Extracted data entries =
--- begin ---

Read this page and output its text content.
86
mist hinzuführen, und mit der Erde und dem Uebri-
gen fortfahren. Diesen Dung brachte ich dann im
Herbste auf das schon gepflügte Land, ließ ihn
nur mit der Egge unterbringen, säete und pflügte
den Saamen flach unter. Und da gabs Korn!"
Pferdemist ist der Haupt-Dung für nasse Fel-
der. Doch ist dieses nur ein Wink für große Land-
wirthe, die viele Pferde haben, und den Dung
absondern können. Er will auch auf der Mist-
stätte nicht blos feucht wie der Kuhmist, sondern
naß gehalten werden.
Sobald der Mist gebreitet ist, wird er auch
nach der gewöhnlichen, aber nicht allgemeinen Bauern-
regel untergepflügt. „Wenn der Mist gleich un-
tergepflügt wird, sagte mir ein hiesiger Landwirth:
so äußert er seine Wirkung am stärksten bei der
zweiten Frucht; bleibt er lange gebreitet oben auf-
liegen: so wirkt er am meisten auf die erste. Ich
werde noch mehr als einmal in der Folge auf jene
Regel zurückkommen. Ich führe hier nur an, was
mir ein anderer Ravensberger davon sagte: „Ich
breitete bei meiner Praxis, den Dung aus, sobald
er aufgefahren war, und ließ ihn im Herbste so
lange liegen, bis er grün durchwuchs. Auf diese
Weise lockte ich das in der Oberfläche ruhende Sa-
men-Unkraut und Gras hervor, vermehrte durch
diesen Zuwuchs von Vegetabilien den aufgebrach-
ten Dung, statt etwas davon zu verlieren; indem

--- end ---

Transcribe the entire listing above precisely.

Read this page and output its text content.
86
mist hinzuführen, und mit der Erde und dem Uebri-
gen fortfahren. Diesen Dung brachte ich dann im
Herbste auf das schon gepflügte Land, ließ ihn
nur mit der Egge unterbringen, säete und pflügte
den Saamen flach unter. Und da gabs Korn!"
Pferdemist ist der Haupt-Dung für nasse Fel-
der. Doch ist dieses nur ein Wink für große Land-
wirthe, die viele Pferde haben, und den Dung
absondern können. Er will auch auf der Mist-
stätte nicht blos feucht wie der Kuhmist, sondern
naß gehalten werden.
Sobald der Mist gebreitet ist, wird er auch
nach der gewöhnlichen, aber nicht allgemeinen Bauern-
regel untergepflügt. „Wenn der Mist gleich un-
tergepflügt wird, sagte mir ein hiesiger Landwirth:
so äußert er seine Wirkung am stärksten bei der
zweiten Frucht; bleibt er lange gebreitet oben auf-
liegen: so wirkt er am meisten auf die erste. Ich
werde noch mehr als einmal in der Folge auf jene
Regel zurückkommen. Ich führe hier nur an, was
mir ein anderer Ravensberger davon sagte: „Ich
breitete bei meiner Praxis, den Dung aus, sobald
er aufgefahren war, und ließ ihn im Herbste so
lange liegen, bis er grün durchwuchs. Auf diese
Weise lockte ich das in der Oberfläche ruhende Sa-
men-Unkraut und Gras hervor, vermehrte durch
diesen Zuwuchs von Vegetabilien den aufgebrach-
ten Dung, statt etwas davon zu verlieren; indem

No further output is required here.